--- start Supplied records ---

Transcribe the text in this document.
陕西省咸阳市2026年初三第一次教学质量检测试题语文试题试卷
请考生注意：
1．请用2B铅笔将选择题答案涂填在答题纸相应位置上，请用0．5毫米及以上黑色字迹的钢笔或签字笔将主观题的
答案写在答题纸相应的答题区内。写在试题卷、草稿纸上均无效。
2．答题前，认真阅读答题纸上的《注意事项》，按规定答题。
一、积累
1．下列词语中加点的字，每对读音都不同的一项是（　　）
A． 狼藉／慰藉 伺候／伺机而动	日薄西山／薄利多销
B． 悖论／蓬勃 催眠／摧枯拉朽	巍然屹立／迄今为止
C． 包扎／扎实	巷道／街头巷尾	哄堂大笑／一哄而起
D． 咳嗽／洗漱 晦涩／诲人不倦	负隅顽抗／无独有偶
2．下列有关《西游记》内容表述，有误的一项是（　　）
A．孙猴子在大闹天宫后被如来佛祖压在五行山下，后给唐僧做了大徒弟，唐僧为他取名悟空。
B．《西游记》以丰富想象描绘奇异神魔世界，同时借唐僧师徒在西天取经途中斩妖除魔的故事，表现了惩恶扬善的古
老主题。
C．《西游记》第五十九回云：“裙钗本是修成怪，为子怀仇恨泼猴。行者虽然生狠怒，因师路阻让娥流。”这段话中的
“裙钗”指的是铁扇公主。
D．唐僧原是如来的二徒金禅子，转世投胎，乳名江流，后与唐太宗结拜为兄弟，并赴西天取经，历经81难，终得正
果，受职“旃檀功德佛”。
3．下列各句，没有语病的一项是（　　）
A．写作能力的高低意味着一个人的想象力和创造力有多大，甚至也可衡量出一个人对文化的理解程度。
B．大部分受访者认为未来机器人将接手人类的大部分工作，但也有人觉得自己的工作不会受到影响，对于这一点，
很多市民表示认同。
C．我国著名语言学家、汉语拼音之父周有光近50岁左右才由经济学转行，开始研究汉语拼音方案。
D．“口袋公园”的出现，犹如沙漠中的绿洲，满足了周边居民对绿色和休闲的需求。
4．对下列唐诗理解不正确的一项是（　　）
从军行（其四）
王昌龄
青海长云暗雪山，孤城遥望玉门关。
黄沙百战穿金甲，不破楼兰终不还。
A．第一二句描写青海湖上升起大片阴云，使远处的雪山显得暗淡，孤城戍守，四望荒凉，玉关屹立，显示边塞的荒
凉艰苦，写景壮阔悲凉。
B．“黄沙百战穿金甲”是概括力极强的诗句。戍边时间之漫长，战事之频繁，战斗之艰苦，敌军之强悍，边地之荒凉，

--- end Supplied records ---

Above are some records; extract every one of them exactly.

**Solution below**
Transcribe the text in this document.
陕西省咸阳市2026年初三第一次教学质量检测试题语文试题试卷
请考生注意：
1．请用2B铅笔将选择题答案涂填在答题纸相应位置上，请用0．5毫米及以上黑色字迹的钢笔或签字笔将主观题的
答案写在答题纸相应的答题区内。写在试题卷、草稿纸上均无效。
2．答题前，认真阅读答题纸上的《注意事项》，按规定答题。
一、积累
1．下列词语中加点的字，每对读音都不同的一项是（　　）
A． 狼藉／慰藉 伺候／伺机而动	日薄西山／薄利多销
B． 悖论／蓬勃 催眠／摧枯拉朽	巍然屹立／迄今为止
C． 包扎／扎实	巷道／街头巷尾	哄堂大笑／一哄而起
D． 咳嗽／洗漱 晦涩／诲人不倦	负隅顽抗／无独有偶
2．下列有关《西游记》内容表述，有误的一项是（　　）
A．孙猴子在大闹天宫后被如来佛祖压在五行山下，后给唐僧做了大徒弟，唐僧为他取名悟空。
B．《西游记》以丰富想象描绘奇异神魔世界，同时借唐僧师徒在西天取经途中斩妖除魔的故事，表现了惩恶扬善的古
老主题。
C．《西游记》第五十九回云：“裙钗本是修成怪，为子怀仇恨泼猴。行者虽然生狠怒，因师路阻让娥流。”这段话中的
“裙钗”指的是铁扇公主。
D．唐僧原是如来的二徒金禅子，转世投胎，乳名江流，后与唐太宗结拜为兄弟，并赴西天取经，历经81难，终得正
果，受职“旃檀功德佛”。
3．下列各句，没有语病的一项是（　　）
A．写作能力的高低意味着一个人的想象力和创造力有多大，甚至也可衡量出一个人对文化的理解程度。
B．大部分受访者认为未来机器人将接手人类的大部分工作，但也有人觉得自己的工作不会受到影响，对于这一点，
很多市民表示认同。
C．我国著名语言学家、汉语拼音之父周有光近50岁左右才由经济学转行，开始研究汉语拼音方案。
D．“口袋公园”的出现，犹如沙漠中的绿洲，满足了周边居民对绿色和休闲的需求。
4．对下列唐诗理解不正确的一项是（　　）
从军行（其四）
王昌龄
青海长云暗雪山，孤城遥望玉门关。
黄沙百战穿金甲，不破楼兰终不还。
A．第一二句描写青海湖上升起大片阴云，使远处的雪山显得暗淡，孤城戍守，四望荒凉，玉关屹立，显示边塞的荒
凉艰苦，写景壮阔悲凉。
B．“黄沙百战穿金甲”是概括力极强的诗句。戍边时间之漫长，战事之频繁，战斗之艰苦，敌军之强悍，边地之荒凉，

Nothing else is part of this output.